What you will do: Find all the lines with "poslova" and gather them.

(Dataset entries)
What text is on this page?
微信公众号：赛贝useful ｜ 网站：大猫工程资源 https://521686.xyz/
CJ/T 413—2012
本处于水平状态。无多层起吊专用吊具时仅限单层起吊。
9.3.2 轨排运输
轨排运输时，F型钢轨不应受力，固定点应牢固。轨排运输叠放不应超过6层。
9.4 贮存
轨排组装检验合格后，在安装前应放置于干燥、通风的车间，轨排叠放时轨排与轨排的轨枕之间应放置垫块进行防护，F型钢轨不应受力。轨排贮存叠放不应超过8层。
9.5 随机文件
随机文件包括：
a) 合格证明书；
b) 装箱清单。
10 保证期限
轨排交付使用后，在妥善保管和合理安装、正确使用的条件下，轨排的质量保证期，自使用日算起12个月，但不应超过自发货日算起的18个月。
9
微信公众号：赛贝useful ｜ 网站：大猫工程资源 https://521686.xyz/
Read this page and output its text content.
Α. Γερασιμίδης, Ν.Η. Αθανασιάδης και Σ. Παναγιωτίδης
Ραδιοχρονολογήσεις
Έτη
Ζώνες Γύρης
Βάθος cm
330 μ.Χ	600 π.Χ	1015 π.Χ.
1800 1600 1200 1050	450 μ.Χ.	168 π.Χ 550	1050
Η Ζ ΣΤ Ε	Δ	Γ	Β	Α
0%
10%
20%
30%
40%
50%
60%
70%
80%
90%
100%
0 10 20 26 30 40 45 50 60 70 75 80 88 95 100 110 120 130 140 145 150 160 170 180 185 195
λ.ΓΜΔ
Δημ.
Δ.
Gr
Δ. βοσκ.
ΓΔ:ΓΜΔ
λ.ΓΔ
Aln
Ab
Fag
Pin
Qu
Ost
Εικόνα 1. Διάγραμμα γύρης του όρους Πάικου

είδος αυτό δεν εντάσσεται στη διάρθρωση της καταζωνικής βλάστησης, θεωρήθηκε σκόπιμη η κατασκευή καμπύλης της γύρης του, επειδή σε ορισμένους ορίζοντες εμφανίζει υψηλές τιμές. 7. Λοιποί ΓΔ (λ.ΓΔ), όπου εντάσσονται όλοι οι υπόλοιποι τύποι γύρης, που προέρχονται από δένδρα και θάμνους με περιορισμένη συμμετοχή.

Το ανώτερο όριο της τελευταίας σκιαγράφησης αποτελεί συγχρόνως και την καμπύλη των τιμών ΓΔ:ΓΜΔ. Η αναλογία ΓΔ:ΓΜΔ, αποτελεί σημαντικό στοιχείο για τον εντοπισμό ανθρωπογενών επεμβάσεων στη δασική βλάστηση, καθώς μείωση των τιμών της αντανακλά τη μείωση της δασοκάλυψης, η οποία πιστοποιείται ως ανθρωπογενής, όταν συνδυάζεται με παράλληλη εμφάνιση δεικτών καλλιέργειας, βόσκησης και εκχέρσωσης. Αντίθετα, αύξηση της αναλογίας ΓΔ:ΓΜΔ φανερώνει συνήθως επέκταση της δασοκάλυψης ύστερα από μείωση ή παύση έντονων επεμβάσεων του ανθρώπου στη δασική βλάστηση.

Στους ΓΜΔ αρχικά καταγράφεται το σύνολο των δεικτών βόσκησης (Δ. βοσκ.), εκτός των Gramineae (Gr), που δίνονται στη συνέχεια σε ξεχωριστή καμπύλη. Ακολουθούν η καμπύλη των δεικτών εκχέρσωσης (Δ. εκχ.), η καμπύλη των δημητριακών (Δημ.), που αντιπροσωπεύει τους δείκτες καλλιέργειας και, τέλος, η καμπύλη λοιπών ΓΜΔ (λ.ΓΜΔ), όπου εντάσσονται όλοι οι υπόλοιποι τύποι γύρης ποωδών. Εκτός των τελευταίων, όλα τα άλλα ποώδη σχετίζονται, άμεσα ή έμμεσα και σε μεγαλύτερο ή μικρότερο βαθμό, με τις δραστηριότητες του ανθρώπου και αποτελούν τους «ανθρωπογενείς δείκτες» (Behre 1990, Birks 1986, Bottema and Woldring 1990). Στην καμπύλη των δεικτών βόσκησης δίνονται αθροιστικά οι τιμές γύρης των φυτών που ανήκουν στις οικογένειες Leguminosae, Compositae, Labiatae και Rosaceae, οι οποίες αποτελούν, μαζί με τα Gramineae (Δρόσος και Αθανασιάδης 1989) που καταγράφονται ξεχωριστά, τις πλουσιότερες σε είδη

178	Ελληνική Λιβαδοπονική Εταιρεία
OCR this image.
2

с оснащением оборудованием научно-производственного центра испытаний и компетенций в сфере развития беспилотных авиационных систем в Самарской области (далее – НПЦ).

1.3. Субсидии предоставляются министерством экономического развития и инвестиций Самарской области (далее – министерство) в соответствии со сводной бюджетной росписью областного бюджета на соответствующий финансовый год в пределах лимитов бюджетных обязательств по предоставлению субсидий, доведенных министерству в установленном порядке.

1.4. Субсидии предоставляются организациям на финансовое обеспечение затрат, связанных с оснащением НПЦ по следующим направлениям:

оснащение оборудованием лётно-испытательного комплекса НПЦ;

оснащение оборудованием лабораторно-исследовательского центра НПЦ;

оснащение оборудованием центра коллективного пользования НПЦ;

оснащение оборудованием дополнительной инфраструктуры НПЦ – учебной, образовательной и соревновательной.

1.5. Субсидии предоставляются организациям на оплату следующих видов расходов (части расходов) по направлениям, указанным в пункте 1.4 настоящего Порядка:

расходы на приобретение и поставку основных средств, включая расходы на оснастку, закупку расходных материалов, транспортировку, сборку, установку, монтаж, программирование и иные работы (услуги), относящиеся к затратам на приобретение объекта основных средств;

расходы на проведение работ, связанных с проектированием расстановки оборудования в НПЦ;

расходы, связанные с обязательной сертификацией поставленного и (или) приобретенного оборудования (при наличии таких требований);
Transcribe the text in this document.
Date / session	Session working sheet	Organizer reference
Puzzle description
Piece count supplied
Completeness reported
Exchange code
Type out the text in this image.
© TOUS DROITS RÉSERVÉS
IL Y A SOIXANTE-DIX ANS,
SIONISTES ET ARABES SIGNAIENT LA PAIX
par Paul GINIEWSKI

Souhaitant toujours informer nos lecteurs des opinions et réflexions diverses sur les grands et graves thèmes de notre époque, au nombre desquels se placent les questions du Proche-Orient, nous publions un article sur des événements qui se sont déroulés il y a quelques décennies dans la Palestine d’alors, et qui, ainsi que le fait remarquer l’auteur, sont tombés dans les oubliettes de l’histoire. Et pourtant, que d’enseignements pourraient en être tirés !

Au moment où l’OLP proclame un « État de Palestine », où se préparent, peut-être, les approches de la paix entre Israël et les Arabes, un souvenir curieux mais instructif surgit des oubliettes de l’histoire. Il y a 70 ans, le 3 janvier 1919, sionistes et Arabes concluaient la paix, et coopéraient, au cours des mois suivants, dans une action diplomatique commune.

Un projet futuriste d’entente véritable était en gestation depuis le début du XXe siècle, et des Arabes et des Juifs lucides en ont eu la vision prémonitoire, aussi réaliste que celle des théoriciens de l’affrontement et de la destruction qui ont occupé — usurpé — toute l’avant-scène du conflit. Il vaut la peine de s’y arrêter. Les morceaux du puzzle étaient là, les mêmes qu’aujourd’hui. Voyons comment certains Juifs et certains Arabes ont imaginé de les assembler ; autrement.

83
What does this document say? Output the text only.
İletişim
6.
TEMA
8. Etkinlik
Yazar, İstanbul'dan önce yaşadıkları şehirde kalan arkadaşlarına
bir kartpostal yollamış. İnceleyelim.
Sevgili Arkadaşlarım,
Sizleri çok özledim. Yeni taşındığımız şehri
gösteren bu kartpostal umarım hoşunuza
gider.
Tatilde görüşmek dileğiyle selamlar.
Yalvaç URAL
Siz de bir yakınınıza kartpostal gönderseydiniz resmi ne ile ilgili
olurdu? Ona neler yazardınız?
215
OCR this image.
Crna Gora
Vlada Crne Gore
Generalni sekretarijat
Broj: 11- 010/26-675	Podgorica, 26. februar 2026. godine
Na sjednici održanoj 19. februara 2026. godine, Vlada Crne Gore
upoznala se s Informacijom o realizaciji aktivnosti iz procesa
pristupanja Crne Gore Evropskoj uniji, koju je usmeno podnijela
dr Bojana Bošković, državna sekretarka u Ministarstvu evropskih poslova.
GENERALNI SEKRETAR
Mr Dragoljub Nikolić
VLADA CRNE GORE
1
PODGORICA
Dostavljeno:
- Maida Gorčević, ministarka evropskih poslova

Answer for this exercise:
dr Bojana Bošković, državna sekretarka u Ministarstvu evropskih poslova.
- Maida Gorčević, ministarka evropskih poslova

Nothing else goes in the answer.